§ Data excerpts:
▼

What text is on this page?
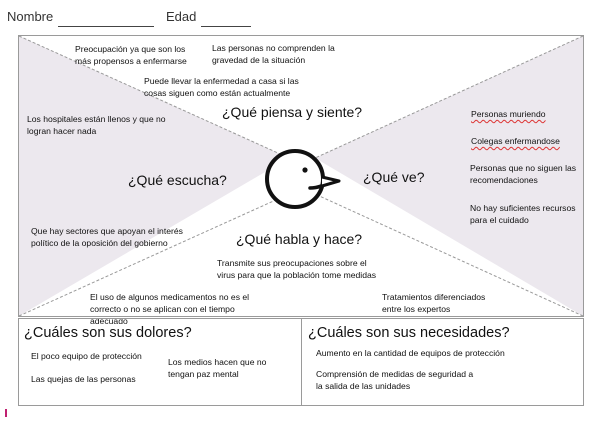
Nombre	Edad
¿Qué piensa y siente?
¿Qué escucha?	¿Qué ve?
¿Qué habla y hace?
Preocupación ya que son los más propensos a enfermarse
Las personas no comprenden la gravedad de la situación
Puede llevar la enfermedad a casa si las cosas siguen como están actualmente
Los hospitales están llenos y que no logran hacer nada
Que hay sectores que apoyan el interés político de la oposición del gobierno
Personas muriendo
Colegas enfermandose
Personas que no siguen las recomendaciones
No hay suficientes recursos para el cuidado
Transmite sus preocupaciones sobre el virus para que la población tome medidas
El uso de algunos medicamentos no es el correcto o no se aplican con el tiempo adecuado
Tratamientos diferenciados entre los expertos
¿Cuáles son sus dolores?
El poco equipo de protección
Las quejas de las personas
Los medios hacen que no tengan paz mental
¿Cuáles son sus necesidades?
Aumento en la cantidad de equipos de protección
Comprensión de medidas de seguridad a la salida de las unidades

▲
▼

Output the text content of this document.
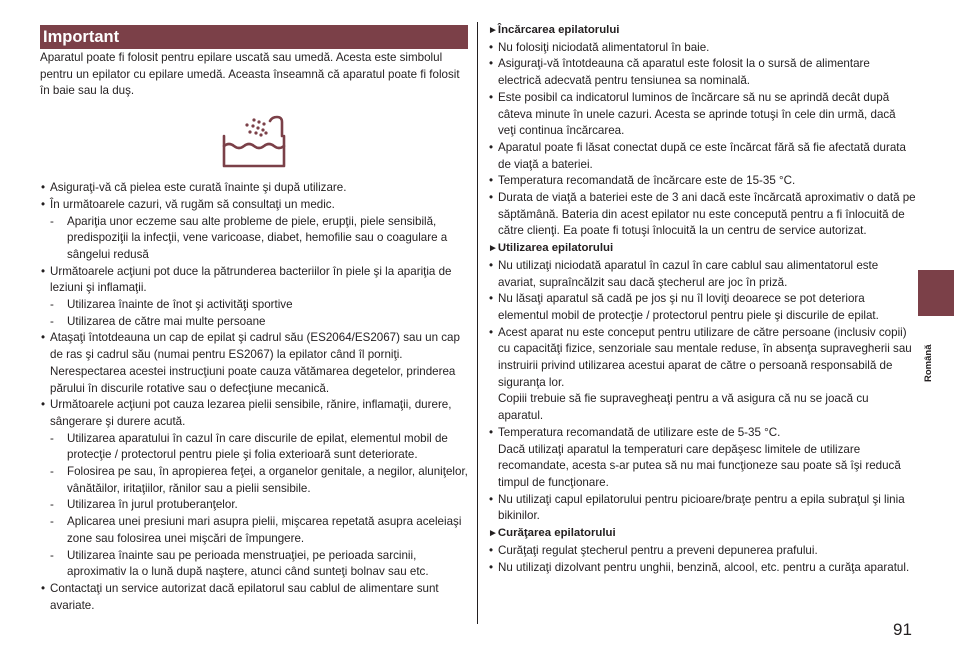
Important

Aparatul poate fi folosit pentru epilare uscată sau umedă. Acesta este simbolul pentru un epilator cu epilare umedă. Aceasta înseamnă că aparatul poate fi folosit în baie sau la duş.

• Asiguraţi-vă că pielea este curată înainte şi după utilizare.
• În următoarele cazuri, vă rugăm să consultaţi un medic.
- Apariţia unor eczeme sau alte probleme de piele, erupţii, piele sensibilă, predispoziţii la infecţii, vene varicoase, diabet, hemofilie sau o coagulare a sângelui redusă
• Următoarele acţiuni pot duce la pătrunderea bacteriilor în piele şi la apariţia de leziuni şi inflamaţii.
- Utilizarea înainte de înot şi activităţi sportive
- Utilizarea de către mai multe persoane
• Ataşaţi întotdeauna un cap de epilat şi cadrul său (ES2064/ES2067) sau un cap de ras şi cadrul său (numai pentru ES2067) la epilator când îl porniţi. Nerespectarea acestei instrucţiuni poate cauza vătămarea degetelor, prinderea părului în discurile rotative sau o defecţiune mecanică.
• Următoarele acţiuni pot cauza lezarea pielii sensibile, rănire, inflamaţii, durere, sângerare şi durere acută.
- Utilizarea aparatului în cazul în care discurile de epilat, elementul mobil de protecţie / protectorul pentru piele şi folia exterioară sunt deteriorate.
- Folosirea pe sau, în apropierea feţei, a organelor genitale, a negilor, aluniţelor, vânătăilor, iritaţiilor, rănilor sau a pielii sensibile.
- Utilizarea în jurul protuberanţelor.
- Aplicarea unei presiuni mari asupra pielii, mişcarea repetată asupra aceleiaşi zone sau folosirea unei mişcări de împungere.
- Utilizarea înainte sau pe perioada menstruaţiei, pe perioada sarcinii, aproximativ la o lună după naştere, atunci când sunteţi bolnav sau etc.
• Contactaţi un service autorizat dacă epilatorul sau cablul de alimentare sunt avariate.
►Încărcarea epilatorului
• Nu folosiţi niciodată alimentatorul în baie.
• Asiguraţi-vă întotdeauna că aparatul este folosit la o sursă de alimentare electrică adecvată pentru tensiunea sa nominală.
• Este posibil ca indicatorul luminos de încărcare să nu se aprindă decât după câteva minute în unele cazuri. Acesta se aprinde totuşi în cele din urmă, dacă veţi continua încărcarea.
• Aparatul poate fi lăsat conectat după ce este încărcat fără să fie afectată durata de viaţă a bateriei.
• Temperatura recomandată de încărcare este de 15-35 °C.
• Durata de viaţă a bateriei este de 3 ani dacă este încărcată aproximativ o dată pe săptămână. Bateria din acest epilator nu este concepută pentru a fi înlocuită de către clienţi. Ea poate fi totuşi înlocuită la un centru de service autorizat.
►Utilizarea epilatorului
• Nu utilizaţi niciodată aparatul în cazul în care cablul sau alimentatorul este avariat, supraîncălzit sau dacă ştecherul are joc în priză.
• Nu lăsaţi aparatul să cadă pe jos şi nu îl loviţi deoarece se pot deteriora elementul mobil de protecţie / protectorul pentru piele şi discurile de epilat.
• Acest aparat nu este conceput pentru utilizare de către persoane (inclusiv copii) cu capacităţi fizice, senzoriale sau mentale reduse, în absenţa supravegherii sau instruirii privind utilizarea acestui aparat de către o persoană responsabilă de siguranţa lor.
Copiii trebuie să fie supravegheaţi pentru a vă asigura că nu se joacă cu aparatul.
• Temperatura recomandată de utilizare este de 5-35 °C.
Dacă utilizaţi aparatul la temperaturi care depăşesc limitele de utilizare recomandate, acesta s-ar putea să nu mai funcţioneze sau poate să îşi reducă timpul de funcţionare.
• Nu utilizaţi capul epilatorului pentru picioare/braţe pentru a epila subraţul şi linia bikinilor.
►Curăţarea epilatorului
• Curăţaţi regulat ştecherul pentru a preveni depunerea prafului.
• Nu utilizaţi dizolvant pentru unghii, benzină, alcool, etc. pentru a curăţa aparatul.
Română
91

▲

§ WHAT YOU SHOULD DO: Out of the records, collect only those lines that contain the string "protecţie".

§ PROBLEM SOLUTION:
- Utilizarea aparatului în cazul în care discurile de epilat, elementul mobil de protecţie / protectorul pentru piele şi folia exterioară sunt deteriorate.
• Nu lăsaţi aparatul să cadă pe jos şi nu îl loviţi deoarece se pot deteriora elementul mobil de protecţie / protectorul pentru piele şi discurile de epilat.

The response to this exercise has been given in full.